Work to be completed:
Exactly and only the lines from the line holding "Give me the" to the end of the records should be reproduced. Leave pictures out.

Exercise input:
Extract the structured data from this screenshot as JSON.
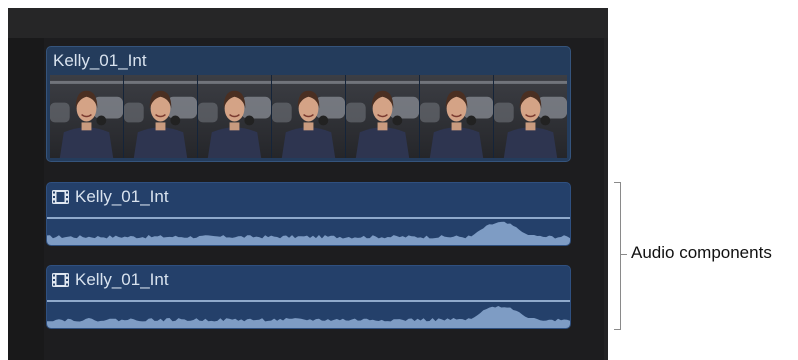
{
  "video_clip": {
    "title": "Kelly_01_Int",
    "frame_count": 7
  },
  "audio_clips": [
    {
      "title": "Kelly_01_Int",
      "icon": "film-icon"
    },
    {
      "title": "Kelly_01_Int",
      "icon": "film-icon"
    }
  ],
  "callout": {
    "label": "Audio components"
  },
  "colors": {
    "timeline_bg": "#1d1d1f",
    "video_clip": "#243c5c",
    "audio_clip": "#24406a",
    "waveform": "#7e9cc4",
    "callout_line": "#8a8a8a"
  }
}
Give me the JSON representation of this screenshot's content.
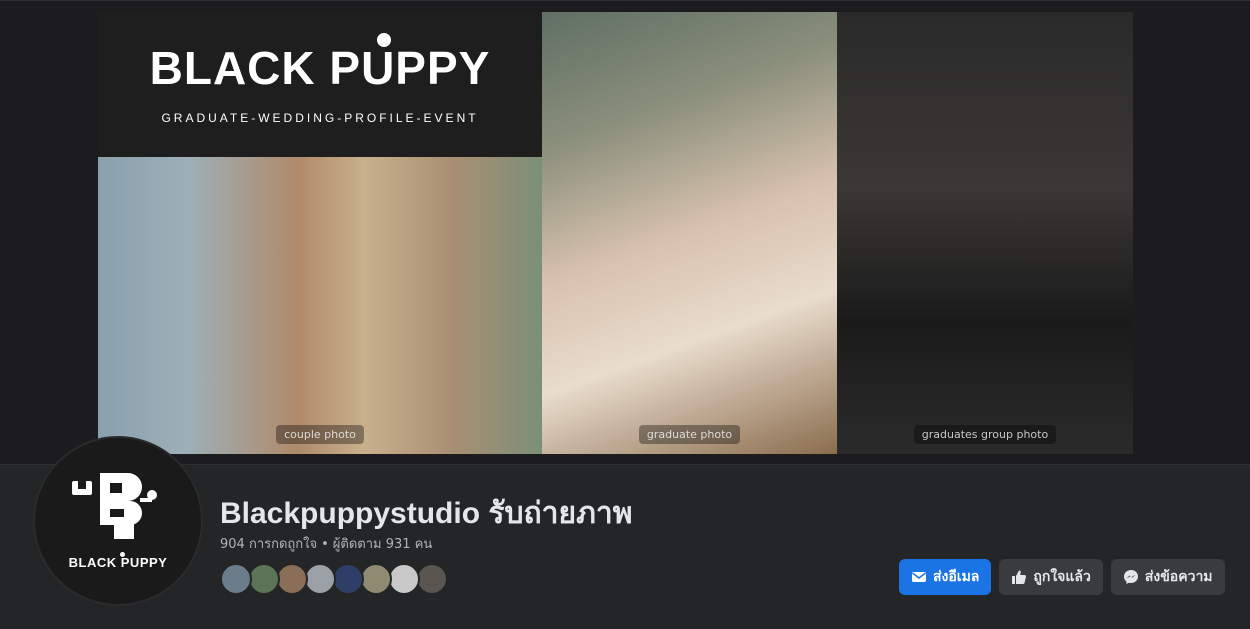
{
  "cover": {
    "brand_wordmark": "BLACK PUPPY",
    "brand_tagline": "GRADUATE-WEDDING-PROFILE-EVENT",
    "photos": [
      {
        "label": "couple photo"
      },
      {
        "label": "graduate photo"
      },
      {
        "label": "graduates group photo"
      }
    ]
  },
  "avatar": {
    "text": "BLACK PUPPY"
  },
  "page": {
    "name": "Blackpuppystudio รับถ่ายภาพ",
    "likes": "904 การกดถูกใจ",
    "separator": "•",
    "followers": "ผู้ติดตาม 931 คน"
  },
  "friends": [
    {
      "color": "#6b7c8a"
    },
    {
      "color": "#5d7356"
    },
    {
      "color": "#8a6e57"
    },
    {
      "color": "#9aa0a6"
    },
    {
      "color": "#2f3e66"
    },
    {
      "color": "#8f8a70"
    },
    {
      "color": "#c9c9c9"
    },
    {
      "color": "#5a554f"
    }
  ],
  "actions": {
    "email_label": "ส่งอีเมล",
    "liked_label": "ถูกใจแล้ว",
    "message_label": "ส่งข้อความ"
  },
  "colors": {
    "accent": "#1b74e4",
    "background": "#18191a",
    "surface": "#242526"
  },
  "icons": {
    "email": "envelope-icon",
    "liked": "thumbs-up-icon",
    "message": "messenger-icon"
  }
}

Exercise answer:
Give me the JSON representation of this screenshot's content.
{
  "cover": {
    "brand_wordmark": "BLACK PUPPY",
    "brand_tagline": "GRADUATE-WEDDING-PROFILE-EVENT",
    "photos": [
      {
        "label": "couple photo"
      },
      {
        "label": "graduate photo"
      },
      {
        "label": "graduates group photo"
      }
    ]
  },
  "avatar": {
    "text": "BLACK PUPPY"
  },
  "page": {
    "name": "Blackpuppystudio รับถ่ายภาพ",
    "likes": "904 การกดถูกใจ",
    "separator": "•",
    "followers": "ผู้ติดตาม 931 คน"
  },
  "friends": [
    {
      "color": "#6b7c8a"
    },
    {
      "color": "#5d7356"
    },
    {
      "color": "#8a6e57"
    },
    {
      "color": "#9aa0a6"
    },
    {
      "color": "#2f3e66"
    },
    {
      "color": "#8f8a70"
    },
    {
      "color": "#c9c9c9"
    },
    {
      "color": "#5a554f"
    }
  ],
  "actions": {
    "email_label": "ส่งอีเมล",
    "liked_label": "ถูกใจแล้ว",
    "message_label": "ส่งข้อความ"
  },
  "colors": {
    "accent": "#1b74e4",
    "background": "#18191a",
    "surface": "#242526"
  },
  "icons": {
    "email": "envelope-icon",
    "liked": "thumbs-up-icon",
    "message": "messenger-icon"
  }
}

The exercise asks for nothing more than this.